* [DIRECTION] Recast the records as a numbered list, from the first line up to and including the line with "264, 59, 274]", leaving out any blank lines.

* [DATA EXCERPTS]
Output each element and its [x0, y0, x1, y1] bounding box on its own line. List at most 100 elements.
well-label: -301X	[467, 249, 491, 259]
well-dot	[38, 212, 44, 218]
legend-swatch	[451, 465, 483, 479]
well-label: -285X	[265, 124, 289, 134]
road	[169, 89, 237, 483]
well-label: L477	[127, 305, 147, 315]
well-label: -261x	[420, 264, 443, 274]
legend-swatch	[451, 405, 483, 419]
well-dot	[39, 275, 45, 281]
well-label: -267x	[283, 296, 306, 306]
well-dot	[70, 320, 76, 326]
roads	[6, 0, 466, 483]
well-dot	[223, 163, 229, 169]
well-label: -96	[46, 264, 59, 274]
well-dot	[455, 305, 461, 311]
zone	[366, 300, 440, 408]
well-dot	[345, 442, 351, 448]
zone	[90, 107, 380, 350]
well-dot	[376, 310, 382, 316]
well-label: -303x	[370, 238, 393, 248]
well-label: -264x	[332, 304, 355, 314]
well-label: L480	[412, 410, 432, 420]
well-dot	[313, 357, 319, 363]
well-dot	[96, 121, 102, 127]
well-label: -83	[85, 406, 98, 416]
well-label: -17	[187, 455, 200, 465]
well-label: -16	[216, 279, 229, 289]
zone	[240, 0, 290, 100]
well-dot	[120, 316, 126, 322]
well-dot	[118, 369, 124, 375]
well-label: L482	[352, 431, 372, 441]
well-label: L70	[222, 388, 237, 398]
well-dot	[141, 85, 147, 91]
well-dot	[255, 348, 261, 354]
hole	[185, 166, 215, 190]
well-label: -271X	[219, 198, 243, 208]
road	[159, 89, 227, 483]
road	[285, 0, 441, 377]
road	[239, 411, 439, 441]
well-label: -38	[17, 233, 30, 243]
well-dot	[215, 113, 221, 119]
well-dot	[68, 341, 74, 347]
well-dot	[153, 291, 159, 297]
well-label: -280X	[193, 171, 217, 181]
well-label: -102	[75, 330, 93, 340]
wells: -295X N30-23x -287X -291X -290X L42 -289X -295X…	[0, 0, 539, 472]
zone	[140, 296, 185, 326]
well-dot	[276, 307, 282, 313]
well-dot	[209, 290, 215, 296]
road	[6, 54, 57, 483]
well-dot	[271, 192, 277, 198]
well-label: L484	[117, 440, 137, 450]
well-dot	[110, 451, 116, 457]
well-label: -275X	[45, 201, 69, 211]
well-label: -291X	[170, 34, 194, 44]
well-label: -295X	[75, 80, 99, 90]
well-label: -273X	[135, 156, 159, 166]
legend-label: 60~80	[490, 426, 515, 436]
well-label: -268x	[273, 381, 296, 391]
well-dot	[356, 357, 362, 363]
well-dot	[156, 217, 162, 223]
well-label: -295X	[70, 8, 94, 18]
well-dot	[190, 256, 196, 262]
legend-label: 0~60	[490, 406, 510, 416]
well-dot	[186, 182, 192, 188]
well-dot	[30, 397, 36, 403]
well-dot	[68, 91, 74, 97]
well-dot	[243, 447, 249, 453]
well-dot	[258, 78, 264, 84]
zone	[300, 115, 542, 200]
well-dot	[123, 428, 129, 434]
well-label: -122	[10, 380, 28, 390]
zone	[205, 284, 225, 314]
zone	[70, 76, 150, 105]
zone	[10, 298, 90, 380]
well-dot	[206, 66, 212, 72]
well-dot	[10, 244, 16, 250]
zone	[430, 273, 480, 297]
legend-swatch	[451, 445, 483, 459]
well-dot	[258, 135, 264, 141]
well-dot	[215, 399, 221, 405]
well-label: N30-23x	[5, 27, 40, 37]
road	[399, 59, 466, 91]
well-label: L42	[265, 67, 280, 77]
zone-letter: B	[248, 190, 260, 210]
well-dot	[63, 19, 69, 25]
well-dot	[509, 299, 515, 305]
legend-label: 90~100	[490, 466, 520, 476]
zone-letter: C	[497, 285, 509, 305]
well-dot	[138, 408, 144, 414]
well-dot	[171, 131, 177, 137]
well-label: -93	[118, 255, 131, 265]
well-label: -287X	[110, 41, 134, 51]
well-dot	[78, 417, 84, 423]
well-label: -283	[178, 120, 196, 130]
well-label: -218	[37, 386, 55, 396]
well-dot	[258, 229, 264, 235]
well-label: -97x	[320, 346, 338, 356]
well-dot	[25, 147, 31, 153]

* [FINAL RESULT]
1. Output each element and its [x0, y0, x1, y1] bounding box on its own line. List at most 100 elements.
2. well-label: -301X	[467, 249, 491, 259]
3. well-dot	[38, 212, 44, 218]
4. legend-swatch	[451, 465, 483, 479]
5. well-label: -285X	[265, 124, 289, 134]
6. road	[169, 89, 237, 483]
7. well-label: L477	[127, 305, 147, 315]
8. well-label: -261x	[420, 264, 443, 274]
9. legend-swatch	[451, 405, 483, 419]
10. well-dot	[39, 275, 45, 281]
11. well-label: -267x	[283, 296, 306, 306]
12. well-dot	[70, 320, 76, 326]
13. roads	[6, 0, 466, 483]
14. well-dot	[223, 163, 229, 169]
15. well-label: -96	[46, 264, 59, 274]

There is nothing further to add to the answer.